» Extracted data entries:
______

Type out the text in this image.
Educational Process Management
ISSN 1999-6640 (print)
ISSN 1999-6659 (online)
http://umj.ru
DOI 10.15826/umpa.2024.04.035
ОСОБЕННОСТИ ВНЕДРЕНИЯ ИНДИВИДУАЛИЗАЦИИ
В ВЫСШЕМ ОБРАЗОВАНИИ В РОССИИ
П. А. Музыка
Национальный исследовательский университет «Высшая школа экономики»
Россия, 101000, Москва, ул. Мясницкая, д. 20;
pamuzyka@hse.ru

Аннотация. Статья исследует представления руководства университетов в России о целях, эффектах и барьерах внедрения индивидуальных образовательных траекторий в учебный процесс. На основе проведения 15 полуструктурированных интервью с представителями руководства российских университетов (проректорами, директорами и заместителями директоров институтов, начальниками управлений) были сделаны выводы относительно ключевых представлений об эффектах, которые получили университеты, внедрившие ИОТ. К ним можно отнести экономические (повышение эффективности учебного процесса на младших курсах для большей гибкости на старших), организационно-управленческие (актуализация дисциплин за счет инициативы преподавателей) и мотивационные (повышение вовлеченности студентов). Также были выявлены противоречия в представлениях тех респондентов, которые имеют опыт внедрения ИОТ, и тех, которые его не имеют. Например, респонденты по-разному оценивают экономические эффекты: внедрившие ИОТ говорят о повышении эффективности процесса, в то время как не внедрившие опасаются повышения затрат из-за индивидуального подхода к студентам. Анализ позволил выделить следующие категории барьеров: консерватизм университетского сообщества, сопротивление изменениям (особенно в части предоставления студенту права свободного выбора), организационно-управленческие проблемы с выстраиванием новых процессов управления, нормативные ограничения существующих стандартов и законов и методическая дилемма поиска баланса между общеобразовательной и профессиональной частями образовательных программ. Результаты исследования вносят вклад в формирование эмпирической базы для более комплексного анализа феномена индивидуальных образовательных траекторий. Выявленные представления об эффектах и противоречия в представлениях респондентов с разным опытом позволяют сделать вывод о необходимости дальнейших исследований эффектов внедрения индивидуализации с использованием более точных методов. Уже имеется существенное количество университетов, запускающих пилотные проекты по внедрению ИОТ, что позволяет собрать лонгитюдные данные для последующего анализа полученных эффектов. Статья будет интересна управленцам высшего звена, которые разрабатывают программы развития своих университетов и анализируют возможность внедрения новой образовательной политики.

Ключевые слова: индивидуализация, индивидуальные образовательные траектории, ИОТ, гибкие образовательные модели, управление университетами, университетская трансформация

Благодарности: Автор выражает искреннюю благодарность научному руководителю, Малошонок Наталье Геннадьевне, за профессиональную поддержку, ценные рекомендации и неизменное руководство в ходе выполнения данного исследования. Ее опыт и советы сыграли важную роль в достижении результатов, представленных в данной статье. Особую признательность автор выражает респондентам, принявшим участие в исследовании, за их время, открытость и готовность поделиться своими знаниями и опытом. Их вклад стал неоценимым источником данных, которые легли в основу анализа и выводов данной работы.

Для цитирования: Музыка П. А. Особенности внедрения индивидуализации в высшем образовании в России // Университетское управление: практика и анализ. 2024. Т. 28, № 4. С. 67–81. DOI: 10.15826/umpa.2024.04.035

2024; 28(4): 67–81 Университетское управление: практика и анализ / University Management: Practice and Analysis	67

______

» Task directions:
Each record should come back exactly as written.

» Final result:
Type out the text in this image.
Educational Process Management
ISSN 1999-6640 (print)
ISSN 1999-6659 (online)
http://umj.ru
DOI 10.15826/umpa.2024.04.035
ОСОБЕННОСТИ ВНЕДРЕНИЯ ИНДИВИДУАЛИЗАЦИИ
В ВЫСШЕМ ОБРАЗОВАНИИ В РОССИИ
П. А. Музыка
Национальный исследовательский университет «Высшая школа экономики»
Россия, 101000, Москва, ул. Мясницкая, д. 20;
pamuzyka@hse.ru

Аннотация. Статья исследует представления руководства университетов в России о целях, эффектах и барьерах внедрения индивидуальных образовательных траекторий в учебный процесс. На основе проведения 15 полуструктурированных интервью с представителями руководства российских университетов (проректорами, директорами и заместителями директоров институтов, начальниками управлений) были сделаны выводы относительно ключевых представлений об эффектах, которые получили университеты, внедрившие ИОТ. К ним можно отнести экономические (повышение эффективности учебного процесса на младших курсах для большей гибкости на старших), организационно-управленческие (актуализация дисциплин за счет инициативы преподавателей) и мотивационные (повышение вовлеченности студентов). Также были выявлены противоречия в представлениях тех респондентов, которые имеют опыт внедрения ИОТ, и тех, которые его не имеют. Например, респонденты по-разному оценивают экономические эффекты: внедрившие ИОТ говорят о повышении эффективности процесса, в то время как не внедрившие опасаются повышения затрат из-за индивидуального подхода к студентам. Анализ позволил выделить следующие категории барьеров: консерватизм университетского сообщества, сопротивление изменениям (особенно в части предоставления студенту права свободного выбора), организационно-управленческие проблемы с выстраиванием новых процессов управления, нормативные ограничения существующих стандартов и законов и методическая дилемма поиска баланса между общеобразовательной и профессиональной частями образовательных программ. Результаты исследования вносят вклад в формирование эмпирической базы для более комплексного анализа феномена индивидуальных образовательных траекторий. Выявленные представления об эффектах и противоречия в представлениях респондентов с разным опытом позволяют сделать вывод о необходимости дальнейших исследований эффектов внедрения индивидуализации с использованием более точных методов. Уже имеется существенное количество университетов, запускающих пилотные проекты по внедрению ИОТ, что позволяет собрать лонгитюдные данные для последующего анализа полученных эффектов. Статья будет интересна управленцам высшего звена, которые разрабатывают программы развития своих университетов и анализируют возможность внедрения новой образовательной политики.

Ключевые слова: индивидуализация, индивидуальные образовательные траектории, ИОТ, гибкие образовательные модели, управление университетами, университетская трансформация

Благодарности: Автор выражает искреннюю благодарность научному руководителю, Малошонок Наталье Геннадьевне, за профессиональную поддержку, ценные рекомендации и неизменное руководство в ходе выполнения данного исследования. Ее опыт и советы сыграли важную роль в достижении результатов, представленных в данной статье. Особую признательность автор выражает респондентам, принявшим участие в исследовании, за их время, открытость и готовность поделиться своими знаниями и опытом. Их вклад стал неоценимым источником данных, которые легли в основу анализа и выводов данной работы.

Для цитирования: Музыка П. А. Особенности внедрения индивидуализации в высшем образовании в России // Университетское управление: практика и анализ. 2024. Т. 28, № 4. С. 67–81. DOI: 10.15826/umpa.2024.04.035

2024; 28(4): 67–81 Университетское управление: практика и анализ / University Management: Practice and Analysis	67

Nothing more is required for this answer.